Work required — Pick out each line in these entries that contains the string "this".

Extracted records —

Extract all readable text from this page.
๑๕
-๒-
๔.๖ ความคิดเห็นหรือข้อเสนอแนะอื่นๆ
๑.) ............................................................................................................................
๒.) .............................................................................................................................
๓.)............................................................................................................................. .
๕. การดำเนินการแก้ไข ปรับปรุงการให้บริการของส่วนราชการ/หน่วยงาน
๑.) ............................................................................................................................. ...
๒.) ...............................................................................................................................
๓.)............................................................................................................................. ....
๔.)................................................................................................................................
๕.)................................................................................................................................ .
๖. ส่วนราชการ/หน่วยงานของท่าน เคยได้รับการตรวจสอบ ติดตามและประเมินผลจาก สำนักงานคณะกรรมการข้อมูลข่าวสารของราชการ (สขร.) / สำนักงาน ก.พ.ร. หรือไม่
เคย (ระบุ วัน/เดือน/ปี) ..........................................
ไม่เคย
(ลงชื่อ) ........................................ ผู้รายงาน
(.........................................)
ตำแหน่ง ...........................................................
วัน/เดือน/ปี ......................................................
...
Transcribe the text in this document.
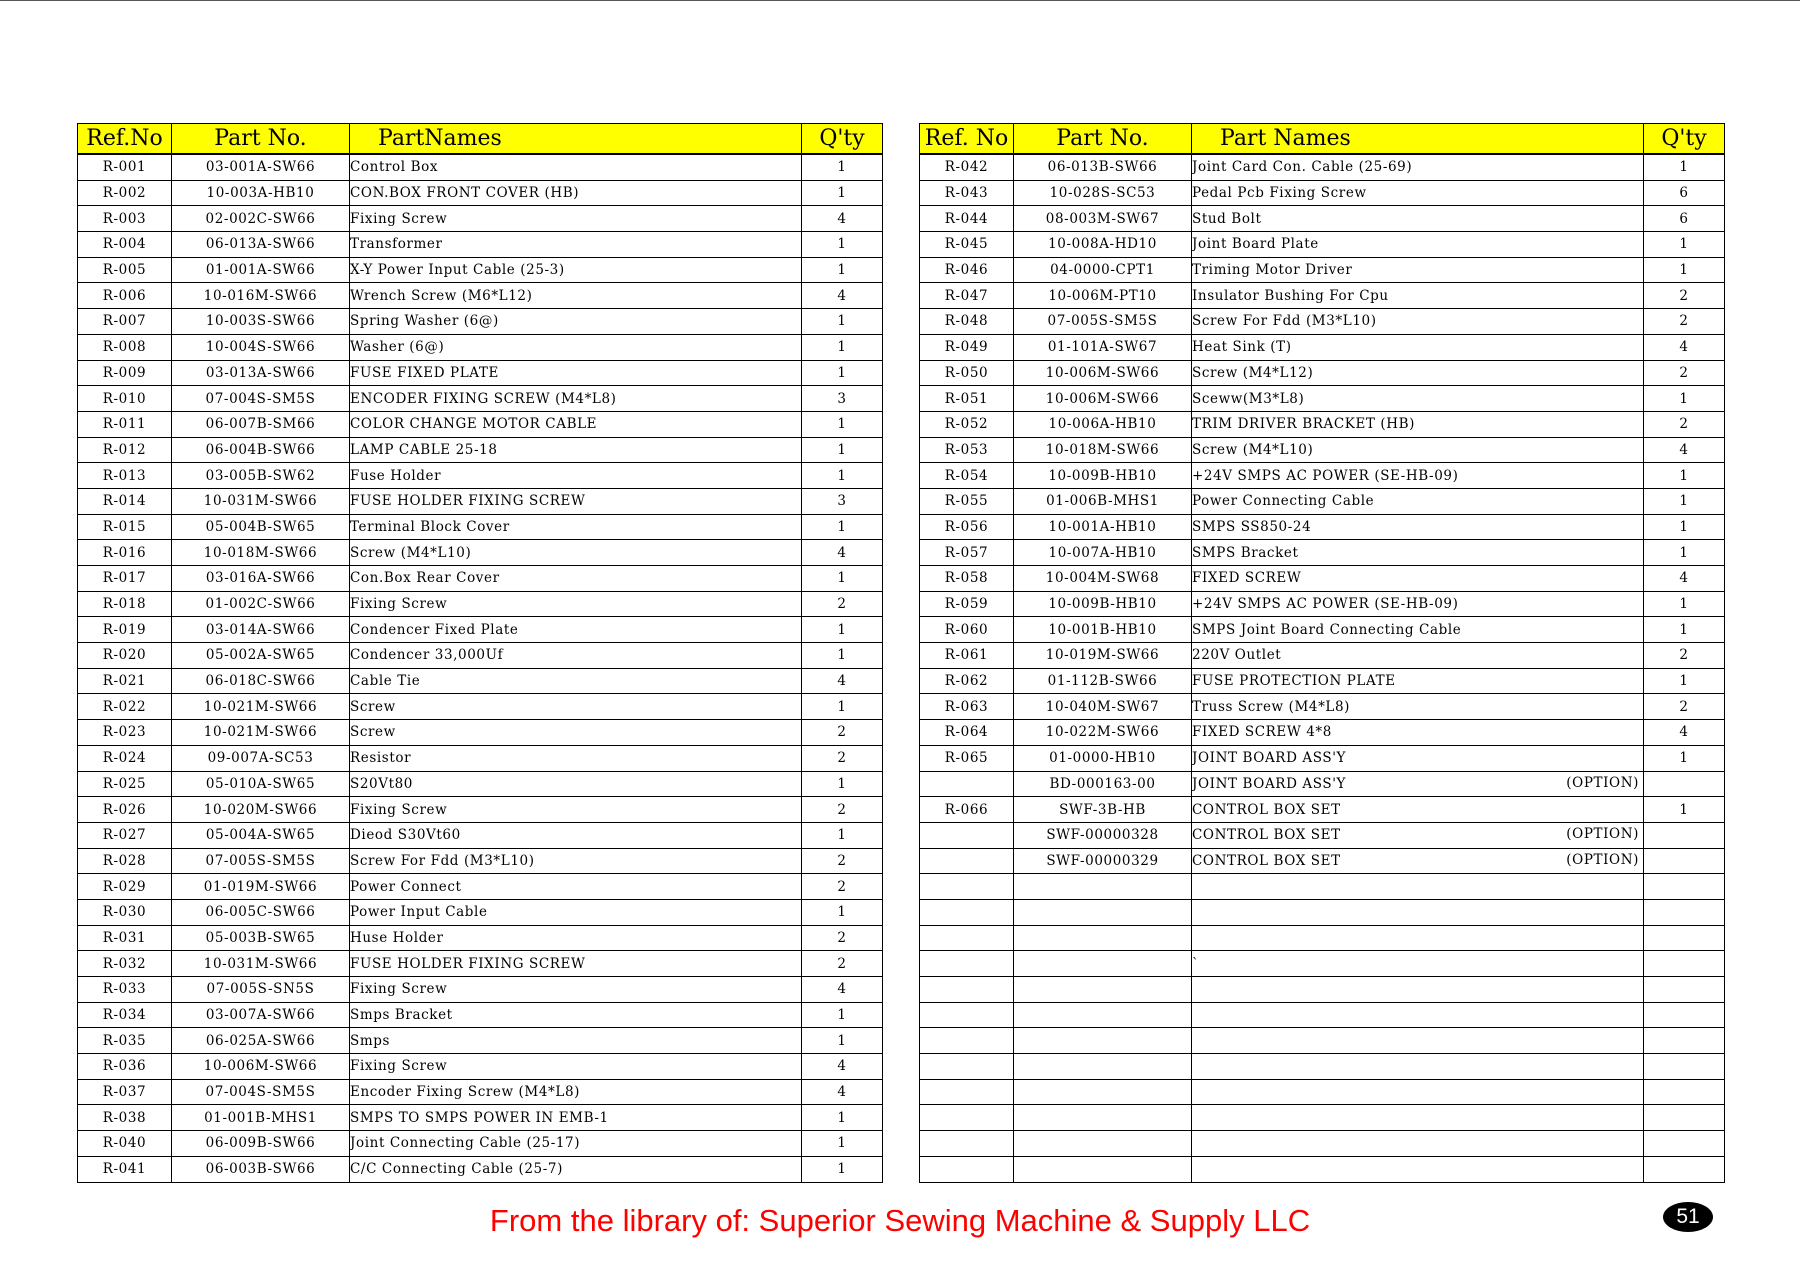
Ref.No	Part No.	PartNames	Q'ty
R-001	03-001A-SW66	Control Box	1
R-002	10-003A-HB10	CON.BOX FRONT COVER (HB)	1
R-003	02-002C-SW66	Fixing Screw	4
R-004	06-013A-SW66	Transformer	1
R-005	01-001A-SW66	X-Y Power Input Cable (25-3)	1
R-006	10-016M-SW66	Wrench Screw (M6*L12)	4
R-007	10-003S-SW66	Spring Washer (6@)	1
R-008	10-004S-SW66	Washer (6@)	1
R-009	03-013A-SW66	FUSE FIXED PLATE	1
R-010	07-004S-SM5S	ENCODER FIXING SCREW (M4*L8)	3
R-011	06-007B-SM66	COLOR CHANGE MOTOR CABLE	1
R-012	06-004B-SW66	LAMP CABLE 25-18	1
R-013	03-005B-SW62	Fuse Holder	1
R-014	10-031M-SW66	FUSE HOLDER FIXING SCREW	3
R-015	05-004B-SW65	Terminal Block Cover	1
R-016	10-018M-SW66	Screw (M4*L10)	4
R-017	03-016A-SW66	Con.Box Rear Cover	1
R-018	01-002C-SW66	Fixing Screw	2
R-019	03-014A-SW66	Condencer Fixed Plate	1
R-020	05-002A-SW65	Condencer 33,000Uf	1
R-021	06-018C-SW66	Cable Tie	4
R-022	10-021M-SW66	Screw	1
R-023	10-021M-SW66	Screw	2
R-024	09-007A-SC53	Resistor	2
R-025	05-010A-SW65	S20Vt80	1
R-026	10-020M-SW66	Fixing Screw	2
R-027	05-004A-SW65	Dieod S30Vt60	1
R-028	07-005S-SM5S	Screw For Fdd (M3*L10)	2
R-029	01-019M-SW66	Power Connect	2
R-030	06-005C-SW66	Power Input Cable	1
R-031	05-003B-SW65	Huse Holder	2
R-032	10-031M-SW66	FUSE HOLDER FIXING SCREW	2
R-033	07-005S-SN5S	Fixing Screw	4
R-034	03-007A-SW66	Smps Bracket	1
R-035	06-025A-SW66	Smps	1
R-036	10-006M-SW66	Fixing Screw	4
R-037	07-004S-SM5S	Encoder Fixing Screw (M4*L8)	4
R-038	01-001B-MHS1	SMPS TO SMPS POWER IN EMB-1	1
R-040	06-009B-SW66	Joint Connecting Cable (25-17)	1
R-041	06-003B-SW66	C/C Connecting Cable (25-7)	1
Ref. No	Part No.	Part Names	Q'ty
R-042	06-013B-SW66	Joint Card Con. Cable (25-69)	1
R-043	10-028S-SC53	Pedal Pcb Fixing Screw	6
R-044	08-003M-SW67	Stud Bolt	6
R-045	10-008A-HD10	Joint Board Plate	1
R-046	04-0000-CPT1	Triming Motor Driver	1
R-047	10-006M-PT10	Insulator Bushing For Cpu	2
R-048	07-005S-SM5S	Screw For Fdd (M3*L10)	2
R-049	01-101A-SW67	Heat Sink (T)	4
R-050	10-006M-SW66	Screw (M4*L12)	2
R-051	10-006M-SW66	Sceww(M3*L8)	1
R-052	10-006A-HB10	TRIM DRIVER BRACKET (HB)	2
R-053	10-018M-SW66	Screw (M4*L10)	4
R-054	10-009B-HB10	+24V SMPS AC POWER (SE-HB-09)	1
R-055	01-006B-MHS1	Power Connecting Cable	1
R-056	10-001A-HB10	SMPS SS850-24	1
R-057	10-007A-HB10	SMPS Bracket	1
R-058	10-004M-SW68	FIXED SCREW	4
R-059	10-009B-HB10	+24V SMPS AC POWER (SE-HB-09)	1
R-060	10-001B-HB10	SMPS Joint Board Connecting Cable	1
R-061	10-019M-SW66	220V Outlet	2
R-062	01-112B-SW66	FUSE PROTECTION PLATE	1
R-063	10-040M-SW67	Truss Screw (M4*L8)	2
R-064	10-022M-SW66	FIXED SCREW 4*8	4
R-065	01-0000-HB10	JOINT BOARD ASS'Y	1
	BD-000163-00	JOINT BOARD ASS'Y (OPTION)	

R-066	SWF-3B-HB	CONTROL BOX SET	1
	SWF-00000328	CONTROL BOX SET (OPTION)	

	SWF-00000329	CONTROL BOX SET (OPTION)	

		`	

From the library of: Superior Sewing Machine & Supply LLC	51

Finished task —
Extract all readable text from this page.
Transcribe the text in this document.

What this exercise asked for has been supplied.